Instruction: Every record must be written out once more, with nothing added or omitted.
##### Data rows
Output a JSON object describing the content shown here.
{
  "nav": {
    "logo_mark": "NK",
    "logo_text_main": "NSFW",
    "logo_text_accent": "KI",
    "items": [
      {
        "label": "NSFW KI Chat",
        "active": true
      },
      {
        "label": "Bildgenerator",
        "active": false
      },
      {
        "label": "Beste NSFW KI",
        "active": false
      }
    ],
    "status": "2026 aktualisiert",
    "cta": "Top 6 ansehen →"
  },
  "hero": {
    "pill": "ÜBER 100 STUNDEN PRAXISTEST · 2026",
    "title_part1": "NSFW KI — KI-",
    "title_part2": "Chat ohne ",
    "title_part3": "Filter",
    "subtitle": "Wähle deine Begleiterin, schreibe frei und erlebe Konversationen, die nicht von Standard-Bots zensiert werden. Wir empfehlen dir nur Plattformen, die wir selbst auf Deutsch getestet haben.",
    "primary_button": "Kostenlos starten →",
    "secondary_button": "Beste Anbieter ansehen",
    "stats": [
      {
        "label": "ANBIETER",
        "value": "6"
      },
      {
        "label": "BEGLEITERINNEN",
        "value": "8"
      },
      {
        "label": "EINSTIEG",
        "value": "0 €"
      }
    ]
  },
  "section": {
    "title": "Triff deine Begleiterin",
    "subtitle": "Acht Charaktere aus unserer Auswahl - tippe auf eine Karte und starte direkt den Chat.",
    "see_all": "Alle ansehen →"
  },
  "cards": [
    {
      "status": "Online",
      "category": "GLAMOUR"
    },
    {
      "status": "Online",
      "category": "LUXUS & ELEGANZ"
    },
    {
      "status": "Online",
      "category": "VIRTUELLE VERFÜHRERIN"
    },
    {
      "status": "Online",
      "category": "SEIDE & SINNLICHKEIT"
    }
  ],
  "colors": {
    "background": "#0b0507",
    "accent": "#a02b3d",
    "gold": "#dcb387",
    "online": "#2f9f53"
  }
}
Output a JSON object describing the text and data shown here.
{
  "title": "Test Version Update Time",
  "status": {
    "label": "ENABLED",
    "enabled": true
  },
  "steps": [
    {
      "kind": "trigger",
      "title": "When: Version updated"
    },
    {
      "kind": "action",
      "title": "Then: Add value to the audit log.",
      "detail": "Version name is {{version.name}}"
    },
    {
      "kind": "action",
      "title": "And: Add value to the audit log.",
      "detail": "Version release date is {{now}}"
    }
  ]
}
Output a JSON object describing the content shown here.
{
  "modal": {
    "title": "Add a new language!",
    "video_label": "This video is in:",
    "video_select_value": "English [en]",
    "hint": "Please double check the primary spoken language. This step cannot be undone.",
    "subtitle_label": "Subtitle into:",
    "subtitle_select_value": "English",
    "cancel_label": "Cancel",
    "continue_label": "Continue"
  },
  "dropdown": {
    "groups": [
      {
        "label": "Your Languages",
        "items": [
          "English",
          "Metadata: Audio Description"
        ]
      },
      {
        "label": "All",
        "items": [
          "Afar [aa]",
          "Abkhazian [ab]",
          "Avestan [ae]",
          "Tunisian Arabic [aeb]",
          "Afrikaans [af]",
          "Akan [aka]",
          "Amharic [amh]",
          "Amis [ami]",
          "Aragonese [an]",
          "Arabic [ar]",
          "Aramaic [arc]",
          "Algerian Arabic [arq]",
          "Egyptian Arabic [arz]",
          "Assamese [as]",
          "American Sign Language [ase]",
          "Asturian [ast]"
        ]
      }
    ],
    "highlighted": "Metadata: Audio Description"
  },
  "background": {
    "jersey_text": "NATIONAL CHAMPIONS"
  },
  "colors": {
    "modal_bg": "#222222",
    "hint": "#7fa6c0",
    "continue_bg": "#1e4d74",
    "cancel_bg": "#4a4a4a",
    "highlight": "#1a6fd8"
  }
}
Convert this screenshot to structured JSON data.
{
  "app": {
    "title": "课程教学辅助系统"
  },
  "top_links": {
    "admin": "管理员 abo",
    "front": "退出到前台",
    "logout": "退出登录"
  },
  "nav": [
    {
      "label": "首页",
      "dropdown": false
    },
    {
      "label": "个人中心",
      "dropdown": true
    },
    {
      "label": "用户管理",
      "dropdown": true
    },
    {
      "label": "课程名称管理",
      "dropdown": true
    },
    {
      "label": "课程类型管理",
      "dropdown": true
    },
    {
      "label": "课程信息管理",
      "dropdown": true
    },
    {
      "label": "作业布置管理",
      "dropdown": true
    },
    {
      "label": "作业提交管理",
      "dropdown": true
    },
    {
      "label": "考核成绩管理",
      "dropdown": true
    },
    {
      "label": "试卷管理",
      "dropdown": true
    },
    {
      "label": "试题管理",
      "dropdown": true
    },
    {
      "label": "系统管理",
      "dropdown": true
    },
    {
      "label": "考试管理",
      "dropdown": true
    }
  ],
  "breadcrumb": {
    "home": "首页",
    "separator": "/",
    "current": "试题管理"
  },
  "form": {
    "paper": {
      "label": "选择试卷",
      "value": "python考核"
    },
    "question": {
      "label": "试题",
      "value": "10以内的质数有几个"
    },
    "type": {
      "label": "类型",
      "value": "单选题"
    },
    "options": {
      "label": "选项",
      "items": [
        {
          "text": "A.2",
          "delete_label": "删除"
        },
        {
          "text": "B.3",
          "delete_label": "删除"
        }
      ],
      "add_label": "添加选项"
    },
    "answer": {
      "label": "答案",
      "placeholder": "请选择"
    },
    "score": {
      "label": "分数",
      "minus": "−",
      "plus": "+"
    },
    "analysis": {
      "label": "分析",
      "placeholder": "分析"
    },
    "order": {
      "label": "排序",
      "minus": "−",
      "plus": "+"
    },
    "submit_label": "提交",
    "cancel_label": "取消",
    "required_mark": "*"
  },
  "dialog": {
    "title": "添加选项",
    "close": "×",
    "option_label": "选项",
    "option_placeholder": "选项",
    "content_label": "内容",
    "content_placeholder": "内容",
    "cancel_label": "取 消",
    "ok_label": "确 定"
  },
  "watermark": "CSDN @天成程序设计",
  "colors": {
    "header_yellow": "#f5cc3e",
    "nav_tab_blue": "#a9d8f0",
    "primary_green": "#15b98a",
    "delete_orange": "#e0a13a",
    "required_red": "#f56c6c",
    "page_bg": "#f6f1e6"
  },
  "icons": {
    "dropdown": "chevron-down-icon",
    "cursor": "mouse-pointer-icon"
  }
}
##########
Solution below:
Output a JSON object describing the content shown here.
{
  "nav": {
    "logo_mark": "NK",
    "logo_text_main": "NSFW",
    "logo_text_accent": "KI",
    "items": [
      {
        "label": "NSFW KI Chat",
        "active": true
      },
      {
        "label": "Bildgenerator",
        "active": false
      },
      {
        "label": "Beste NSFW KI",
        "active": false
      }
    ],
    "status": "2026 aktualisiert",
    "cta": "Top 6 ansehen →"
  },
  "hero": {
    "pill": "ÜBER 100 STUNDEN PRAXISTEST · 2026",
    "title_part1": "NSFW KI — KI-",
    "title_part2": "Chat ohne ",
    "title_part3": "Filter",
    "subtitle": "Wähle deine Begleiterin, schreibe frei und erlebe Konversationen, die nicht von Standard-Bots zensiert werden. Wir empfehlen dir nur Plattformen, die wir selbst auf Deutsch getestet haben.",
    "primary_button": "Kostenlos starten →",
    "secondary_button": "Beste Anbieter ansehen",
    "stats": [
      {
        "label": "ANBIETER",
        "value": "6"
      },
      {
        "label": "BEGLEITERINNEN",
        "value": "8"
      },
      {
        "label": "EINSTIEG",
        "value": "0 €"
      }
    ]
  },
  "section": {
    "title": "Triff deine Begleiterin",
    "subtitle": "Acht Charaktere aus unserer Auswahl - tippe auf eine Karte und starte direkt den Chat.",
    "see_all": "Alle ansehen →"
  },
  "cards": [
    {
      "status": "Online",
      "category": "GLAMOUR"
    },
    {
      "status": "Online",
      "category": "LUXUS & ELEGANZ"
    },
    {
      "status": "Online",
      "category": "VIRTUELLE VERFÜHRERIN"
    },
    {
      "status": "Online",
      "category": "SEIDE & SINNLICHKEIT"
    }
  ],
  "colors": {
    "background": "#0b0507",
    "accent": "#a02b3d",
    "gold": "#dcb387",
    "online": "#2f9f53"
  }
}
Output a JSON object describing the text and data shown here.
{
  "title": "Test Version Update Time",
  "status": {
    "label": "ENABLED",
    "enabled": true
  },
  "steps": [
    {
      "kind": "trigger",
      "title": "When: Version updated"
    },
    {
      "kind": "action",
      "title": "Then: Add value to the audit log.",
      "detail": "Version name is {{version.name}}"
    },
    {
      "kind": "action",
      "title": "And: Add value to the audit log.",
      "detail": "Version release date is {{now}}"
    }
  ]
}
Output a JSON object describing the content shown here.
{
  "modal": {
    "title": "Add a new language!",
    "video_label": "This video is in:",
    "video_select_value": "English [en]",
    "hint": "Please double check the primary spoken language. This step cannot be undone.",
    "subtitle_label": "Subtitle into:",
    "subtitle_select_value": "English",
    "cancel_label": "Cancel",
    "continue_label": "Continue"
  },
  "dropdown": {
    "groups": [
      {
        "label": "Your Languages",
        "items": [
          "English",
          "Metadata: Audio Description"
        ]
      },
      {
        "label": "All",
        "items": [
          "Afar [aa]",
          "Abkhazian [ab]",
          "Avestan [ae]",
          "Tunisian Arabic [aeb]",
          "Afrikaans [af]",
          "Akan [aka]",
          "Amharic [amh]",
          "Amis [ami]",
          "Aragonese [an]",
          "Arabic [ar]",
          "Aramaic [arc]",
          "Algerian Arabic [arq]",
          "Egyptian Arabic [arz]",
          "Assamese [as]",
          "American Sign Language [ase]",
          "Asturian [ast]"
        ]
      }
    ],
    "highlighted": "Metadata: Audio Description"
  },
  "background": {
    "jersey_text": "NATIONAL CHAMPIONS"
  },
  "colors": {
    "modal_bg": "#222222",
    "hint": "#7fa6c0",
    "continue_bg": "#1e4d74",
    "cancel_bg": "#4a4a4a",
    "highlight": "#1a6fd8"
  }
}
Convert this screenshot to structured JSON data.
{
  "app": {
    "title": "课程教学辅助系统"
  },
  "top_links": {
    "admin": "管理员 abo",
    "front": "退出到前台",
    "logout": "退出登录"
  },
  "nav": [
    {
      "label": "首页",
      "dropdown": false
    },
    {
      "label": "个人中心",
      "dropdown": true
    },
    {
      "label": "用户管理",
      "dropdown": true
    },
    {
      "label": "课程名称管理",
      "dropdown": true
    },
    {
      "label": "课程类型管理",
      "dropdown": true
    },
    {
      "label": "课程信息管理",
      "dropdown": true
    },
    {
      "label": "作业布置管理",
      "dropdown": true
    },
    {
      "label": "作业提交管理",
      "dropdown": true
    },
    {
      "label": "考核成绩管理",
      "dropdown": true
    },
    {
      "label": "试卷管理",
      "dropdown": true
    },
    {
      "label": "试题管理",
      "dropdown": true
    },
    {
      "label": "系统管理",
      "dropdown": true
    },
    {
      "label": "考试管理",
      "dropdown": true
    }
  ],
  "breadcrumb": {
    "home": "首页",
    "separator": "/",
    "current": "试题管理"
  },
  "form": {
    "paper": {
      "label": "选择试卷",
      "value": "python考核"
    },
    "question": {
      "label": "试题",
      "value": "10以内的质数有几个"
    },
    "type": {
      "label": "类型",
      "value": "单选题"
    },
    "options": {
      "label": "选项",
      "items": [
        {
          "text": "A.2",
          "delete_label": "删除"
        },
        {
          "text": "B.3",
          "delete_label": "删除"
        }
      ],
      "add_label": "添加选项"
    },
    "answer": {
      "label": "答案",
      "placeholder": "请选择"
    },
    "score": {
      "label": "分数",
      "minus": "−",
      "plus": "+"
    },
    "analysis": {
      "label": "分析",
      "placeholder": "分析"
    },
    "order": {
      "label": "排序",
      "minus": "−",
      "plus": "+"
    },
    "submit_label": "提交",
    "cancel_label": "取消",
    "required_mark": "*"
  },
  "dialog": {
    "title": "添加选项",
    "close": "×",
    "option_label": "选项",
    "option_placeholder": "选项",
    "content_label": "内容",
    "content_placeholder": "内容",
    "cancel_label": "取 消",
    "ok_label": "确 定"
  },
  "watermark": "CSDN @天成程序设计",
  "colors": {
    "header_yellow": "#f5cc3e",
    "nav_tab_blue": "#a9d8f0",
    "primary_green": "#15b98a",
    "delete_orange": "#e0a13a",
    "required_red": "#f56c6c",
    "page_bg": "#f6f1e6"
  },
  "icons": {
    "dropdown": "chevron-down-icon",
    "cursor": "mouse-pointer-icon"
  }
}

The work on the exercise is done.